Task statement: Take the entries below and print all of them exactly, please.

──────── Dataset entries

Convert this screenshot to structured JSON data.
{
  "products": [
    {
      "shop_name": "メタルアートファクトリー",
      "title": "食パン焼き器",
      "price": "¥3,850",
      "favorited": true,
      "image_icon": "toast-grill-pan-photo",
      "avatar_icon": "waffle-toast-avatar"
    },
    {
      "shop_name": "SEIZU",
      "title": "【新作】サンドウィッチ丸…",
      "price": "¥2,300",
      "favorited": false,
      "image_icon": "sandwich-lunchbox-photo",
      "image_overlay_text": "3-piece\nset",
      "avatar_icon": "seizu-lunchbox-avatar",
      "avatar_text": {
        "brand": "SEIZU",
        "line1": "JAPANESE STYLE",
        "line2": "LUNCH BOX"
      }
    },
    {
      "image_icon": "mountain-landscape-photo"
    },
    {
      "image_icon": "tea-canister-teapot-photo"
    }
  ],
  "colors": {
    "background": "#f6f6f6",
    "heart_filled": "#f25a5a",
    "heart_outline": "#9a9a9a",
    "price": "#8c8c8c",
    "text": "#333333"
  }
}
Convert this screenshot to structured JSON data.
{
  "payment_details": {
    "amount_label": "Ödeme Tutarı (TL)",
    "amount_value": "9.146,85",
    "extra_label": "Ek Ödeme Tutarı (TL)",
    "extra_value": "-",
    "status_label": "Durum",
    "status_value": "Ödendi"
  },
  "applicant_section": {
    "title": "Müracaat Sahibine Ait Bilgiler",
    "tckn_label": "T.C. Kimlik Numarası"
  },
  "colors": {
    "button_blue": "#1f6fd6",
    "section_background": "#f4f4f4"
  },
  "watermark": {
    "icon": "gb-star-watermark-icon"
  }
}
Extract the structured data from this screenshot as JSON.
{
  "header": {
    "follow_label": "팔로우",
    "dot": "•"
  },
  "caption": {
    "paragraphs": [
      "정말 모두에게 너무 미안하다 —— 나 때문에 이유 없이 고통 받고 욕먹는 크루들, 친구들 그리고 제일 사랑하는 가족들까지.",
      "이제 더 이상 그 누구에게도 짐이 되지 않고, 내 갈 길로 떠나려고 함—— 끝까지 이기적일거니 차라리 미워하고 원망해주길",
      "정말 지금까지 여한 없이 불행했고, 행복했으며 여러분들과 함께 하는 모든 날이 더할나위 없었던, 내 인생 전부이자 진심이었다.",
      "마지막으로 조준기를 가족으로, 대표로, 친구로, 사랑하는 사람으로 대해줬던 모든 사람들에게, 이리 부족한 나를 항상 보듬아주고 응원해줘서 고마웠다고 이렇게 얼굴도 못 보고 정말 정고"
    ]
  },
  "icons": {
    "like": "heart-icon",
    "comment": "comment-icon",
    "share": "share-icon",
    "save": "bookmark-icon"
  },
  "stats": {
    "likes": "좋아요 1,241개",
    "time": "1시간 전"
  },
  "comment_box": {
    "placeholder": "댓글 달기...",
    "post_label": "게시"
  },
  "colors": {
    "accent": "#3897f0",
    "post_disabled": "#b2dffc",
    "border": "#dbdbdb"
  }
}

────────────────

Full output:
Convert this screenshot to structured JSON data.
{
  "products": [
    {
      "shop_name": "メタルアートファクトリー",
      "title": "食パン焼き器",
      "price": "¥3,850",
      "favorited": true,
      "image_icon": "toast-grill-pan-photo",
      "avatar_icon": "waffle-toast-avatar"
    },
    {
      "shop_name": "SEIZU",
      "title": "【新作】サンドウィッチ丸…",
      "price": "¥2,300",
      "favorited": false,
      "image_icon": "sandwich-lunchbox-photo",
      "image_overlay_text": "3-piece\nset",
      "avatar_icon": "seizu-lunchbox-avatar",
      "avatar_text": {
        "brand": "SEIZU",
        "line1": "JAPANESE STYLE",
        "line2": "LUNCH BOX"
      }
    },
    {
      "image_icon": "mountain-landscape-photo"
    },
    {
      "image_icon": "tea-canister-teapot-photo"
    }
  ],
  "colors": {
    "background": "#f6f6f6",
    "heart_filled": "#f25a5a",
    "heart_outline": "#9a9a9a",
    "price": "#8c8c8c",
    "text": "#333333"
  }
}
Convert this screenshot to structured JSON data.
{
  "payment_details": {
    "amount_label": "Ödeme Tutarı (TL)",
    "amount_value": "9.146,85",
    "extra_label": "Ek Ödeme Tutarı (TL)",
    "extra_value": "-",
    "status_label": "Durum",
    "status_value": "Ödendi"
  },
  "applicant_section": {
    "title": "Müracaat Sahibine Ait Bilgiler",
    "tckn_label": "T.C. Kimlik Numarası"
  },
  "colors": {
    "button_blue": "#1f6fd6",
    "section_background": "#f4f4f4"
  },
  "watermark": {
    "icon": "gb-star-watermark-icon"
  }
}
Extract the structured data from this screenshot as JSON.
{
  "header": {
    "follow_label": "팔로우",
    "dot": "•"
  },
  "caption": {
    "paragraphs": [
      "정말 모두에게 너무 미안하다 —— 나 때문에 이유 없이 고통 받고 욕먹는 크루들, 친구들 그리고 제일 사랑하는 가족들까지.",
      "이제 더 이상 그 누구에게도 짐이 되지 않고, 내 갈 길로 떠나려고 함—— 끝까지 이기적일거니 차라리 미워하고 원망해주길",
      "정말 지금까지 여한 없이 불행했고, 행복했으며 여러분들과 함께 하는 모든 날이 더할나위 없었던, 내 인생 전부이자 진심이었다.",
      "마지막으로 조준기를 가족으로, 대표로, 친구로, 사랑하는 사람으로 대해줬던 모든 사람들에게, 이리 부족한 나를 항상 보듬아주고 응원해줘서 고마웠다고 이렇게 얼굴도 못 보고 정말 정고"
    ]
  },
  "icons": {
    "like": "heart-icon",
    "comment": "comment-icon",
    "share": "share-icon",
    "save": "bookmark-icon"
  },
  "stats": {
    "likes": "좋아요 1,241개",
    "time": "1시간 전"
  },
  "comment_box": {
    "placeholder": "댓글 달기...",
    "post_label": "게시"
  },
  "colors": {
    "accent": "#3897f0",
    "post_disabled": "#b2dffc",
    "border": "#dbdbdb"
  }
}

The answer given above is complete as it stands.